> Your task
Please write out exactly the lines that begin at the line containing "What does this" and run to the end of the records.

> Listing
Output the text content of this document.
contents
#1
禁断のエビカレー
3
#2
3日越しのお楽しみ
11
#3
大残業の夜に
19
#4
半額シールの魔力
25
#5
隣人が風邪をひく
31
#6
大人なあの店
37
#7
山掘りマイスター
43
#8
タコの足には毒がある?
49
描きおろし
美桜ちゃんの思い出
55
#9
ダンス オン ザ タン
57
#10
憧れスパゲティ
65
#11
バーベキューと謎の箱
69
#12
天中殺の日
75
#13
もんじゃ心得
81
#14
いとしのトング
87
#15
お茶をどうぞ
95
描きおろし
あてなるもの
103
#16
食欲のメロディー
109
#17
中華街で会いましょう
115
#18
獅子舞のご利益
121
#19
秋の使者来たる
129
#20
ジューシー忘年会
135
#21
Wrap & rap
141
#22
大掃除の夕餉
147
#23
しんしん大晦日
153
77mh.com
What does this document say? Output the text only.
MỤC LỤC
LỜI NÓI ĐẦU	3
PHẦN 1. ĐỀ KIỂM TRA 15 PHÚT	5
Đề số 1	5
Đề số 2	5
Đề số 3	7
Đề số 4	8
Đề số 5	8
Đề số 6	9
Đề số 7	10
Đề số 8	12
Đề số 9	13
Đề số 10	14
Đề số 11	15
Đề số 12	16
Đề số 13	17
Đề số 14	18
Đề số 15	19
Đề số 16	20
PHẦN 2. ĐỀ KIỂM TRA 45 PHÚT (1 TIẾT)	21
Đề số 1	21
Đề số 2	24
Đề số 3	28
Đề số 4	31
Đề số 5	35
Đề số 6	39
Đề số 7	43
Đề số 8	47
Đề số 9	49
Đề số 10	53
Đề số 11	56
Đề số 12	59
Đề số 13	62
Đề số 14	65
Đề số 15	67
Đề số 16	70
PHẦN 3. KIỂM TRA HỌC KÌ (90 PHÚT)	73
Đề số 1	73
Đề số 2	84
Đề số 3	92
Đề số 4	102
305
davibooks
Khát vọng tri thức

> Solution for this exercise
What does this document say? Output the text only.
MỤC LỤC
LỜI NÓI ĐẦU	3
PHẦN 1. ĐỀ KIỂM TRA 15 PHÚT	5
Đề số 1	5
Đề số 2	5
Đề số 3	7
Đề số 4	8
Đề số 5	8
Đề số 6	9
Đề số 7	10
Đề số 8	12
Đề số 9	13
Đề số 10	14
Đề số 11	15
Đề số 12	16
Đề số 13	17
Đề số 14	18
Đề số 15	19
Đề số 16	20
PHẦN 2. ĐỀ KIỂM TRA 45 PHÚT (1 TIẾT)	21
Đề số 1	21
Đề số 2	24
Đề số 3	28
Đề số 4	31
Đề số 5	35
Đề số 6	39
Đề số 7	43
Đề số 8	47
Đề số 9	49
Đề số 10	53
Đề số 11	56
Đề số 12	59
Đề số 13	62
Đề số 14	65
Đề số 15	67
Đề số 16	70
PHẦN 3. KIỂM TRA HỌC KÌ (90 PHÚT)	73
Đề số 1	73
Đề số 2	84
Đề số 3	92
Đề số 4	102
305
davibooks
Khát vọng tri thức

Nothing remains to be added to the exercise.